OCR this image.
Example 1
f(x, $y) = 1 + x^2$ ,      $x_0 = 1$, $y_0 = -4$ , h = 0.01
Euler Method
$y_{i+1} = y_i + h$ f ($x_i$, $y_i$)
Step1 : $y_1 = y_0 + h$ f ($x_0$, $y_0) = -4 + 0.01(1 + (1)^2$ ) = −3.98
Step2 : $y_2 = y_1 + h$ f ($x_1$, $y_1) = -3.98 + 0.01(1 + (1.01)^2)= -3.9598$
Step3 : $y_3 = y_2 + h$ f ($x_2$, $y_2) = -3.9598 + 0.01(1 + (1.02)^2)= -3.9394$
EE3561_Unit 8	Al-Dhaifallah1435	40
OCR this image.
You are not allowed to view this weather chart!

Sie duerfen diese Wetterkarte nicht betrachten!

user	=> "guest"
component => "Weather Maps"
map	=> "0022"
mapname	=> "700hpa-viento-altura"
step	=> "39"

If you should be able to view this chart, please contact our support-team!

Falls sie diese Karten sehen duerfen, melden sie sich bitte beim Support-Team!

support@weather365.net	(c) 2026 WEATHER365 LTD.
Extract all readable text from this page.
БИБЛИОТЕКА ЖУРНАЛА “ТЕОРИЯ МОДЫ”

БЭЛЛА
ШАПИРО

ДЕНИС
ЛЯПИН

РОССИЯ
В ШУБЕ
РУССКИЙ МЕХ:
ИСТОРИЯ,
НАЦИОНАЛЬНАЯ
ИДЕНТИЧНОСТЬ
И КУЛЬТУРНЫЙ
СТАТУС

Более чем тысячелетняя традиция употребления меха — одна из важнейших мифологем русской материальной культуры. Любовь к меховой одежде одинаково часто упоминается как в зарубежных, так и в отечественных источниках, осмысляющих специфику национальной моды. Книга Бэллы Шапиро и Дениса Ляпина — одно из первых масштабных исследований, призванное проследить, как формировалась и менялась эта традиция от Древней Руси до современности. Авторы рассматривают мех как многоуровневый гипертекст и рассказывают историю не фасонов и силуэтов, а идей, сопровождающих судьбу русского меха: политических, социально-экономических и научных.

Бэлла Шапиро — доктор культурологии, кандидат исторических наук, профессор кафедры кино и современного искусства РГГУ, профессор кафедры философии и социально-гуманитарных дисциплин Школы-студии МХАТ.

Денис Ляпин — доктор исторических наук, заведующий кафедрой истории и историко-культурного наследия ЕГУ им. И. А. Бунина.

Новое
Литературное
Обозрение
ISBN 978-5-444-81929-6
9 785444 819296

§ §

REQUIREMENT:
Compute how many lines include the string "this", then give that number by itself.

THE REPLY:
5